**Supplied material:**
——

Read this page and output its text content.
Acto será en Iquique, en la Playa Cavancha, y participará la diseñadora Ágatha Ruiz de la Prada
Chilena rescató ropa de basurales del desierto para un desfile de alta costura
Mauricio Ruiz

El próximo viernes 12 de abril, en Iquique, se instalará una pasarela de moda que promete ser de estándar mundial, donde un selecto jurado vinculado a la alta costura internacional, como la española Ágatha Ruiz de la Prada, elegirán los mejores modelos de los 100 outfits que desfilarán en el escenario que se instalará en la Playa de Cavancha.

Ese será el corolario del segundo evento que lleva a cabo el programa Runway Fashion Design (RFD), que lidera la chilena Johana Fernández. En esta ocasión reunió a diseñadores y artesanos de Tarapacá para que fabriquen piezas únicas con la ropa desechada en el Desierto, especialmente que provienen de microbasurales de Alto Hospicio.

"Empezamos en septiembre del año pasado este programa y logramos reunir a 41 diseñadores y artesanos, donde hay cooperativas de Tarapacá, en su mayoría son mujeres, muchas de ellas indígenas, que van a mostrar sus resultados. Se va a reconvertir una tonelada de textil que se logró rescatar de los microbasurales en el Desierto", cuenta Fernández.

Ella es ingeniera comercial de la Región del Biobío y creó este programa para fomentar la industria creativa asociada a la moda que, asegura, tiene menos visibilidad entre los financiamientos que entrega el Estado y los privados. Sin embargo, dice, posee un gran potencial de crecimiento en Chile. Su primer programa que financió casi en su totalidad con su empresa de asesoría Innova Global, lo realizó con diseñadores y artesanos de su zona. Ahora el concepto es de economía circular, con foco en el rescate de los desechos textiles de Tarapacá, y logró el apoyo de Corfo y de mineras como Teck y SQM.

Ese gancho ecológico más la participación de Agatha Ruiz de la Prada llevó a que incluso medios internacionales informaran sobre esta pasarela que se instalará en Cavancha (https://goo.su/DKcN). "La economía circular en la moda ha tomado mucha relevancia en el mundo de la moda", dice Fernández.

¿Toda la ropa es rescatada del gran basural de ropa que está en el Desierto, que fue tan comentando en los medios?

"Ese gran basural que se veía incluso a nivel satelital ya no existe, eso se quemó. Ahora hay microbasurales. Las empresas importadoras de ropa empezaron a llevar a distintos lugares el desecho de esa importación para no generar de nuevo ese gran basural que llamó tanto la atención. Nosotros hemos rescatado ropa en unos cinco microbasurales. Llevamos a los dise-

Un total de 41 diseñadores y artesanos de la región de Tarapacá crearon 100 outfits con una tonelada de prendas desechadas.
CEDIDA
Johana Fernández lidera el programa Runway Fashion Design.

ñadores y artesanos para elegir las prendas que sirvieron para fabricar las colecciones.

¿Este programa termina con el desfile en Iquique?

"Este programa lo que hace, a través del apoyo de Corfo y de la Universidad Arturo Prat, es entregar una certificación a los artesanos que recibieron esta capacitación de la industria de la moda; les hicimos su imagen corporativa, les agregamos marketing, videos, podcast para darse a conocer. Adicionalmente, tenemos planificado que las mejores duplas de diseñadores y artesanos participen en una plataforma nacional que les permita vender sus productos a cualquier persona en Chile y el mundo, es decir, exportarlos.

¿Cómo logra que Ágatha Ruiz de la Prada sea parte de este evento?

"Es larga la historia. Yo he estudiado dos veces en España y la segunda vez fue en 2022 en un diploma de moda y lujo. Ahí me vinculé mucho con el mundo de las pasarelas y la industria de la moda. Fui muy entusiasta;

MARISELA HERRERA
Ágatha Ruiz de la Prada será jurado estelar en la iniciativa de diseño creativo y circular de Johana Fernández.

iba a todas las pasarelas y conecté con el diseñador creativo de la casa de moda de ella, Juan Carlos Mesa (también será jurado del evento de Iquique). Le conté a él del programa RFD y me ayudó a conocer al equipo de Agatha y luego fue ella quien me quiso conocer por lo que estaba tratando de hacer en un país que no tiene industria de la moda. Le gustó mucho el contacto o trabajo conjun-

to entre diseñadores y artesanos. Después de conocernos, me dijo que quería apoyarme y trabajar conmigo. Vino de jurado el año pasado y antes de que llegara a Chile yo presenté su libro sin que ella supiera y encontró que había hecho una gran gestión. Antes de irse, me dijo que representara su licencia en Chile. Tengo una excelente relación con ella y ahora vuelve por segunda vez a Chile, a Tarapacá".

——

**Task brief:** Write out all the data again, exactly as it appears.

**Exercise output:**
Read this page and output its text content.
Acto será en Iquique, en la Playa Cavancha, y participará la diseñadora Ágatha Ruiz de la Prada
Chilena rescató ropa de basurales del desierto para un desfile de alta costura
Mauricio Ruiz

El próximo viernes 12 de abril, en Iquique, se instalará una pasarela de moda que promete ser de estándar mundial, donde un selecto jurado vinculado a la alta costura internacional, como la española Ágatha Ruiz de la Prada, elegirán los mejores modelos de los 100 outfits que desfilarán en el escenario que se instalará en la Playa de Cavancha.

Ese será el corolario del segundo evento que lleva a cabo el programa Runway Fashion Design (RFD), que lidera la chilena Johana Fernández. En esta ocasión reunió a diseñadores y artesanos de Tarapacá para que fabriquen piezas únicas con la ropa desechada en el Desierto, especialmente que provienen de microbasurales de Alto Hospicio.

"Empezamos en septiembre del año pasado este programa y logramos reunir a 41 diseñadores y artesanos, donde hay cooperativas de Tarapacá, en su mayoría son mujeres, muchas de ellas indígenas, que van a mostrar sus resultados. Se va a reconvertir una tonelada de textil que se logró rescatar de los microbasurales en el Desierto", cuenta Fernández.

Ella es ingeniera comercial de la Región del Biobío y creó este programa para fomentar la industria creativa asociada a la moda que, asegura, tiene menos visibilidad entre los financiamientos que entrega el Estado y los privados. Sin embargo, dice, posee un gran potencial de crecimiento en Chile. Su primer programa que financió casi en su totalidad con su empresa de asesoría Innova Global, lo realizó con diseñadores y artesanos de su zona. Ahora el concepto es de economía circular, con foco en el rescate de los desechos textiles de Tarapacá, y logró el apoyo de Corfo y de mineras como Teck y SQM.

Ese gancho ecológico más la participación de Agatha Ruiz de la Prada llevó a que incluso medios internacionales informaran sobre esta pasarela que se instalará en Cavancha (https://goo.su/DKcN). "La economía circular en la moda ha tomado mucha relevancia en el mundo de la moda", dice Fernández.

¿Toda la ropa es rescatada del gran basural de ropa que está en el Desierto, que fue tan comentando en los medios?

"Ese gran basural que se veía incluso a nivel satelital ya no existe, eso se quemó. Ahora hay microbasurales. Las empresas importadoras de ropa empezaron a llevar a distintos lugares el desecho de esa importación para no generar de nuevo ese gran basural que llamó tanto la atención. Nosotros hemos rescatado ropa en unos cinco microbasurales. Llevamos a los dise-

Un total de 41 diseñadores y artesanos de la región de Tarapacá crearon 100 outfits con una tonelada de prendas desechadas.
CEDIDA
Johana Fernández lidera el programa Runway Fashion Design.

ñadores y artesanos para elegir las prendas que sirvieron para fabricar las colecciones.

¿Este programa termina con el desfile en Iquique?

"Este programa lo que hace, a través del apoyo de Corfo y de la Universidad Arturo Prat, es entregar una certificación a los artesanos que recibieron esta capacitación de la industria de la moda; les hicimos su imagen corporativa, les agregamos marketing, videos, podcast para darse a conocer. Adicionalmente, tenemos planificado que las mejores duplas de diseñadores y artesanos participen en una plataforma nacional que les permita vender sus productos a cualquier persona en Chile y el mundo, es decir, exportarlos.

¿Cómo logra que Ágatha Ruiz de la Prada sea parte de este evento?

"Es larga la historia. Yo he estudiado dos veces en España y la segunda vez fue en 2022 en un diploma de moda y lujo. Ahí me vinculé mucho con el mundo de las pasarelas y la industria de la moda. Fui muy entusiasta;

MARISELA HERRERA
Ágatha Ruiz de la Prada será jurado estelar en la iniciativa de diseño creativo y circular de Johana Fernández.

iba a todas las pasarelas y conecté con el diseñador creativo de la casa de moda de ella, Juan Carlos Mesa (también será jurado del evento de Iquique). Le conté a él del programa RFD y me ayudó a conocer al equipo de Agatha y luego fue ella quien me quiso conocer por lo que estaba tratando de hacer en un país que no tiene industria de la moda. Le gustó mucho el contacto o trabajo conjun-

to entre diseñadores y artesanos. Después de conocernos, me dijo que quería apoyarme y trabajar conmigo. Vino de jurado el año pasado y antes de que llegara a Chile yo presenté su libro sin que ella supiera y encontró que había hecho una gran gestión. Antes de irse, me dijo que representara su licencia en Chile. Tengo una excelente relación con ella y ahora vuelve por segunda vez a Chile, a Tarapacá".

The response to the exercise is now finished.